[Chart and figure data]
·····
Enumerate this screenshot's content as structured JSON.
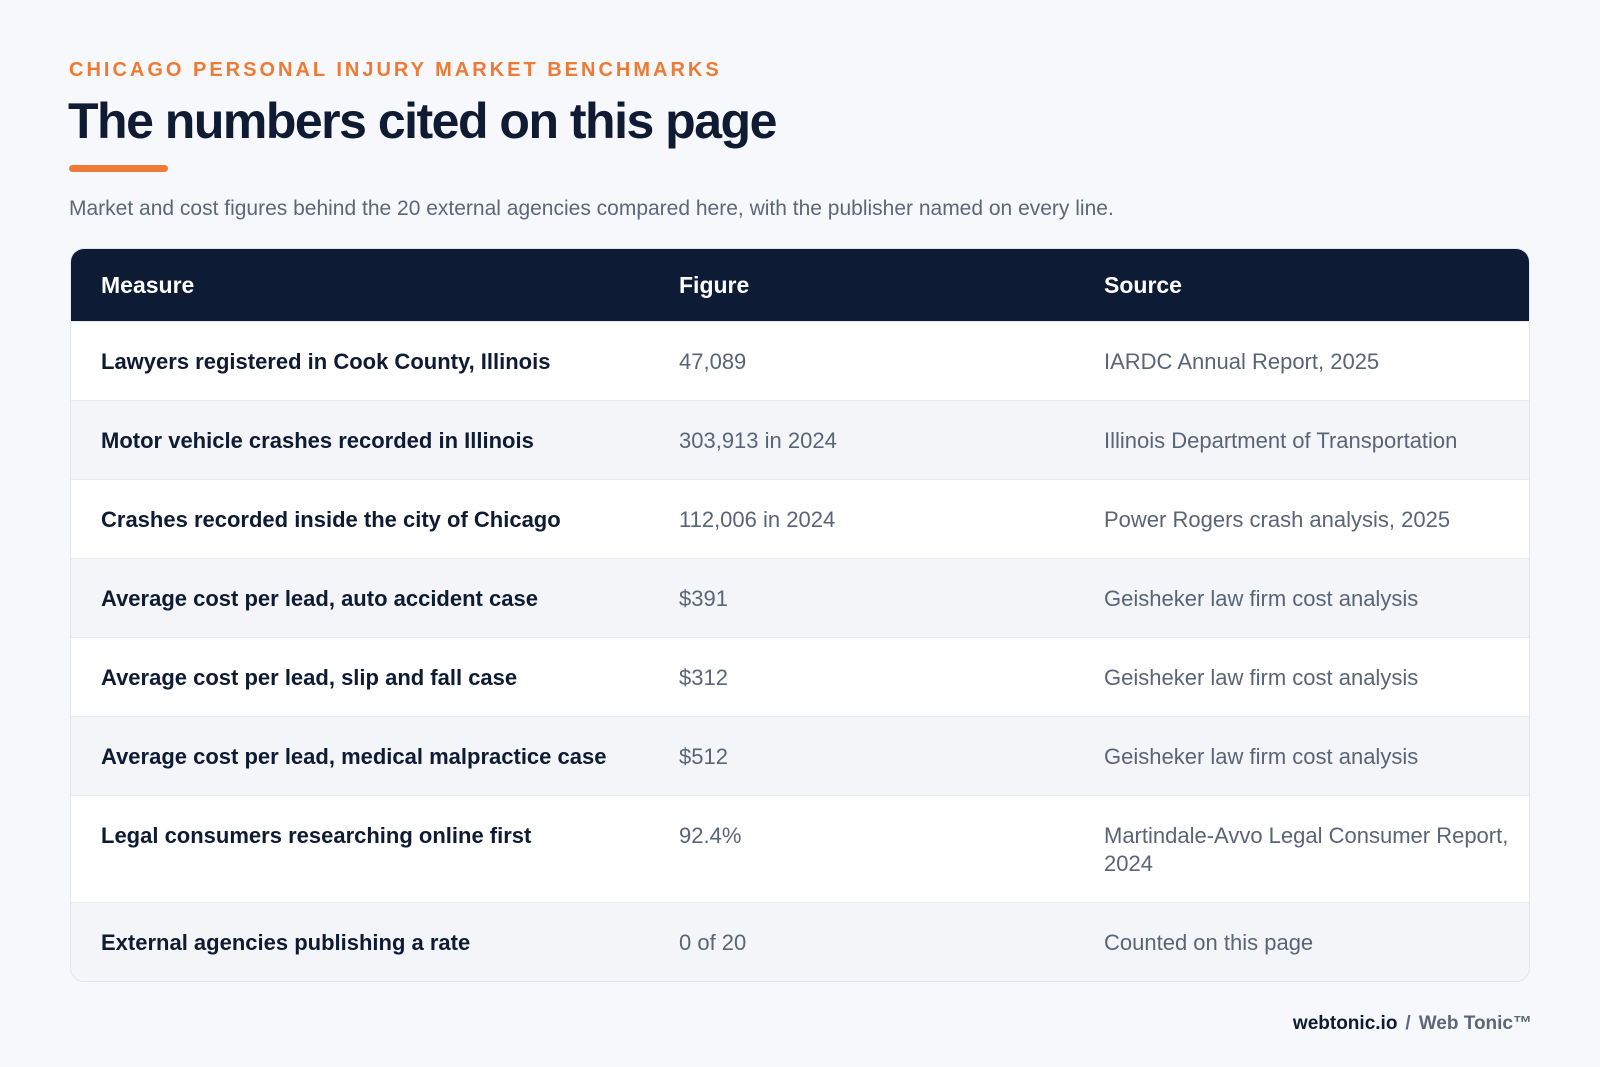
{
  "header": {
    "eyebrow": "CHICAGO PERSONAL INJURY MARKET BENCHMARKS",
    "title": "The numbers cited on this page",
    "subtitle": "Market and cost figures behind the 20 external agencies compared here, with the publisher named on every line."
  },
  "table": {
    "columns": [
      "Measure",
      "Figure",
      "Source"
    ],
    "rows": [
      {
        "measure": "Lawyers registered in Cook County, Illinois",
        "figure": "47,089",
        "source": "IARDC Annual Report, 2025"
      },
      {
        "measure": "Motor vehicle crashes recorded in Illinois",
        "figure": "303,913 in 2024",
        "source": "Illinois Department of Transportation"
      },
      {
        "measure": "Crashes recorded inside the city of Chicago",
        "figure": "112,006 in 2024",
        "source": "Power Rogers crash analysis, 2025"
      },
      {
        "measure": "Average cost per lead, auto accident case",
        "figure": "$391",
        "source": "Geisheker law firm cost analysis"
      },
      {
        "measure": "Average cost per lead, slip and fall case",
        "figure": "$312",
        "source": "Geisheker law firm cost analysis"
      },
      {
        "measure": "Average cost per lead, medical malpractice case",
        "figure": "$512",
        "source": "Geisheker law firm cost analysis"
      },
      {
        "measure": "Legal consumers researching online first",
        "figure": "92.4%",
        "source": "Martindale-Avvo Legal Consumer Report, 2024"
      },
      {
        "measure": "External agencies publishing a rate",
        "figure": "0 of 20",
        "source": "Counted on this page"
      }
    ]
  },
  "footer": {
    "domain": "webtonic.io",
    "separator": "/",
    "brand": "Web Tonic™"
  },
  "colors": {
    "accent": "#ee7a35",
    "navy": "#0e1b35",
    "background": "#f6f8fb"
  }
}
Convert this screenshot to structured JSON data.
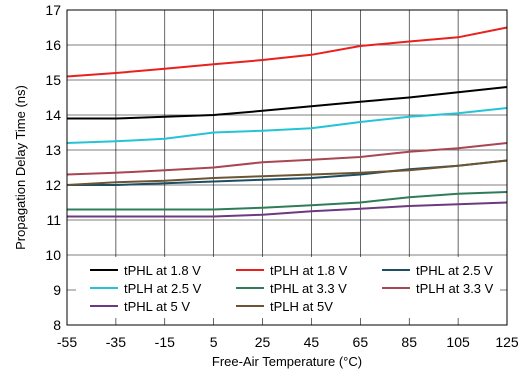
{
  "chart_data": {
    "type": "line",
    "title": "",
    "xlabel": "Free-Air Temperature (°C)",
    "ylabel": "Propagation Delay Time (ns)",
    "xlim": [
      -55,
      125
    ],
    "ylim": [
      8,
      17
    ],
    "x_ticks": [
      "-55",
      "-35",
      "-15",
      "5",
      "25",
      "45",
      "65",
      "85",
      "105",
      "125"
    ],
    "y_ticks": [
      "8",
      "9",
      "10",
      "11",
      "12",
      "13",
      "14",
      "15",
      "16",
      "17"
    ],
    "grid": true,
    "legend_position": "bottom",
    "x": [
      -55,
      -35,
      -15,
      5,
      25,
      45,
      65,
      85,
      105,
      125
    ],
    "series": [
      {
        "name": "tPHL at 1.8 V",
        "color": "#000000",
        "values": [
          13.9,
          13.9,
          13.95,
          14.0,
          14.12,
          14.25,
          14.38,
          14.5,
          14.65,
          14.8
        ]
      },
      {
        "name": "tPLH at 1.8 V",
        "color": "#e8201e",
        "values": [
          15.1,
          15.2,
          15.32,
          15.45,
          15.57,
          15.72,
          15.97,
          16.1,
          16.22,
          16.5
        ]
      },
      {
        "name": "tPHL at 2.5 V",
        "color": "#1e4e63",
        "values": [
          12.0,
          12.0,
          12.05,
          12.1,
          12.15,
          12.2,
          12.3,
          12.45,
          12.55,
          12.7
        ]
      },
      {
        "name": "tPLH at 2.5 V",
        "color": "#25c3d6",
        "values": [
          13.2,
          13.25,
          13.32,
          13.5,
          13.55,
          13.62,
          13.8,
          13.95,
          14.05,
          14.2
        ]
      },
      {
        "name": "tPHL at 3.3 V",
        "color": "#2e7d58",
        "values": [
          11.3,
          11.3,
          11.3,
          11.3,
          11.35,
          11.42,
          11.5,
          11.65,
          11.75,
          11.8
        ]
      },
      {
        "name": "tPLH at 3.3 V",
        "color": "#a84652",
        "values": [
          12.3,
          12.35,
          12.42,
          12.5,
          12.65,
          12.72,
          12.8,
          12.95,
          13.05,
          13.2
        ]
      },
      {
        "name": "tPHL at 5 V",
        "color": "#6b3a80",
        "values": [
          11.1,
          11.1,
          11.1,
          11.1,
          11.15,
          11.25,
          11.32,
          11.4,
          11.45,
          11.5
        ]
      },
      {
        "name": "tPLH at 5V",
        "color": "#6b5533",
        "values": [
          12.0,
          12.08,
          12.12,
          12.2,
          12.25,
          12.3,
          12.35,
          12.42,
          12.55,
          12.7
        ]
      }
    ],
    "legend_order": [
      0,
      3,
      6,
      1,
      4,
      7,
      2,
      5
    ]
  }
}
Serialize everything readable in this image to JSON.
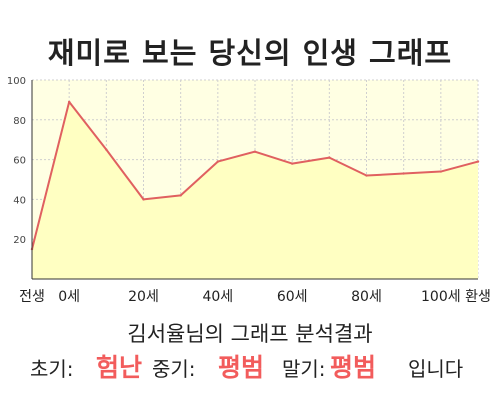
{
  "header": {
    "title": "재미로 보는 당신의 인생 그래프"
  },
  "chart_data": {
    "type": "area",
    "x": [
      "전생",
      "0세",
      "10세",
      "20세",
      "30세",
      "40세",
      "50세",
      "60세",
      "70세",
      "80세",
      "90세",
      "100세",
      "환생"
    ],
    "values": [
      15,
      89,
      65,
      40,
      42,
      59,
      64,
      58,
      61,
      52,
      53,
      54,
      59
    ],
    "x_tick_labels": [
      "전생",
      "0세",
      "20세",
      "40세",
      "60세",
      "80세",
      "100세",
      "환생"
    ],
    "y_ticks": [
      20,
      40,
      60,
      80,
      100
    ],
    "ylim": [
      0,
      100
    ],
    "grid": true,
    "colors": {
      "line": "#e06060",
      "fill": "#ffffc2",
      "plot_bg": "#ffffe3",
      "grid": "#cfcfcf"
    }
  },
  "summary": {
    "text": "김서율님의 그래프 분석결과"
  },
  "result": {
    "early_label": "초기:",
    "early_value": "험난",
    "middle_label": "중기:",
    "middle_value": "평범",
    "late_label": "말기:",
    "late_value": "평범",
    "suffix": "입니다"
  }
}
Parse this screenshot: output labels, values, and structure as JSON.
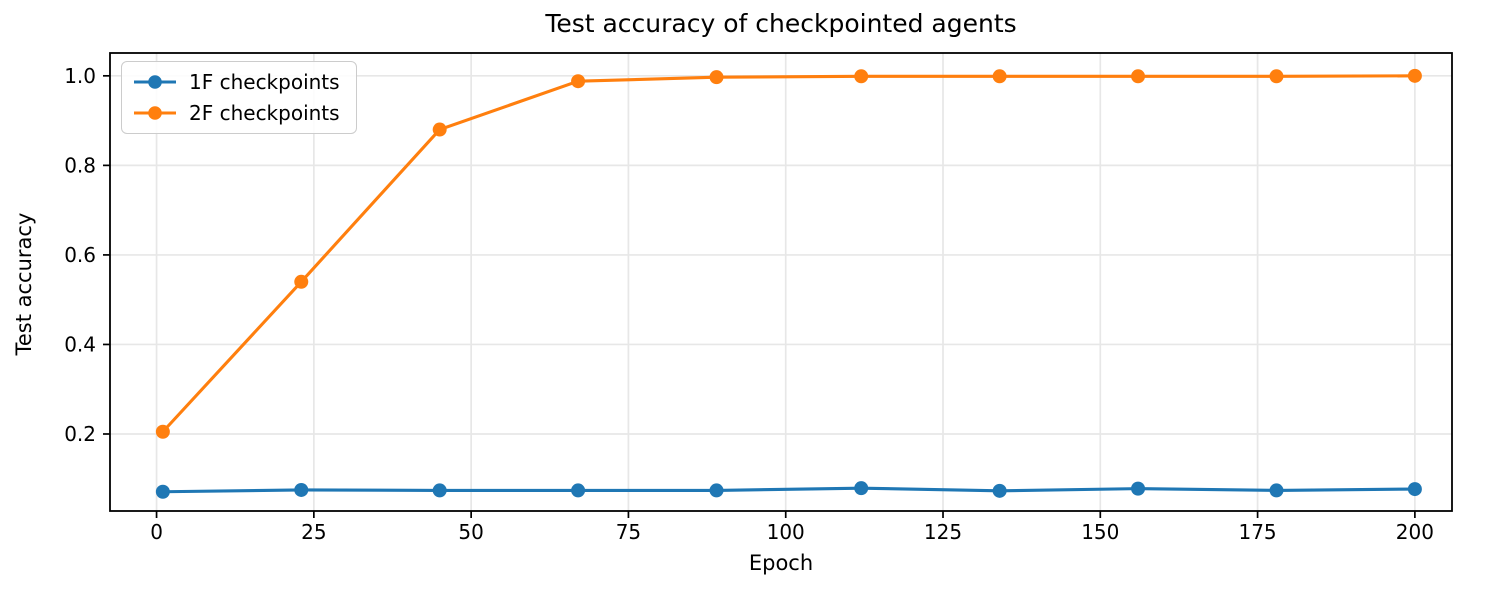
{
  "chart_data": {
    "type": "line",
    "title": "Test accuracy of checkpointed agents",
    "xlabel": "Epoch",
    "ylabel": "Test accuracy",
    "x": [
      1,
      23,
      45,
      67,
      89,
      112,
      134,
      156,
      178,
      200
    ],
    "series": [
      {
        "name": "1F checkpoints",
        "color": "#1f77b4",
        "values": [
          0.071,
          0.075,
          0.074,
          0.074,
          0.074,
          0.079,
          0.073,
          0.078,
          0.074,
          0.077
        ]
      },
      {
        "name": "2F checkpoints",
        "color": "#ff7f0e",
        "values": [
          0.205,
          0.54,
          0.88,
          0.988,
          0.997,
          0.999,
          0.999,
          0.999,
          0.999,
          1.0
        ]
      }
    ],
    "xticks": [
      {
        "value": 0,
        "label": "0"
      },
      {
        "value": 25,
        "label": "25"
      },
      {
        "value": 50,
        "label": "50"
      },
      {
        "value": 75,
        "label": "75"
      },
      {
        "value": 100,
        "label": "100"
      },
      {
        "value": 125,
        "label": "125"
      },
      {
        "value": 150,
        "label": "150"
      },
      {
        "value": 175,
        "label": "175"
      },
      {
        "value": 200,
        "label": "200"
      }
    ],
    "yticks": [
      {
        "value": 0.2,
        "label": "0.2"
      },
      {
        "value": 0.4,
        "label": "0.4"
      },
      {
        "value": 0.6,
        "label": "0.6"
      },
      {
        "value": 0.8,
        "label": "0.8"
      },
      {
        "value": 1.0,
        "label": "1.0"
      }
    ],
    "xlim": [
      -7.4,
      205.9
    ],
    "ylim": [
      0.028,
      1.051
    ],
    "grid": true,
    "legend_position": "upper-left",
    "marker": "circle",
    "colors": {
      "grid": "#e7e7e7",
      "spine": "#000000",
      "tick_label": "#000000"
    }
  }
}
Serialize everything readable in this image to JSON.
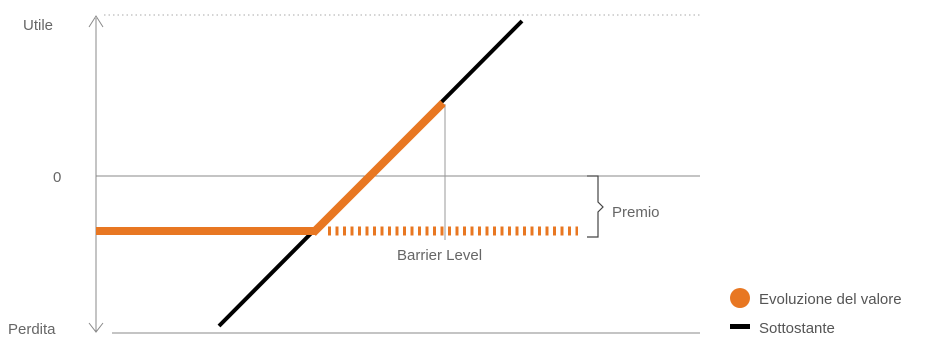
{
  "axis": {
    "top_label": "Utile",
    "zero_label": "0",
    "bottom_label": "Perdita"
  },
  "annotations": {
    "premium_label": "Premio",
    "barrier_label": "Barrier Level"
  },
  "legend": [
    {
      "label": "Evoluzione del valore",
      "color": "#E87722",
      "marker": "circle"
    },
    {
      "label": "Sottostante",
      "color": "#000000",
      "marker": "bar"
    }
  ],
  "colors": {
    "payoff": "#E87722",
    "underlying": "#000000",
    "axis": "#888888",
    "text": "#666666"
  }
}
·····
Problem: Return all lines of the material above in which the word "tPHL" occurs.

Exercise result:
        "name": "tPHL at 1.8 V",
        "name": "tPHL at 2.5 V",
        "name": "tPHL at 3.3 V",
        "name": "tPHL at 5 V",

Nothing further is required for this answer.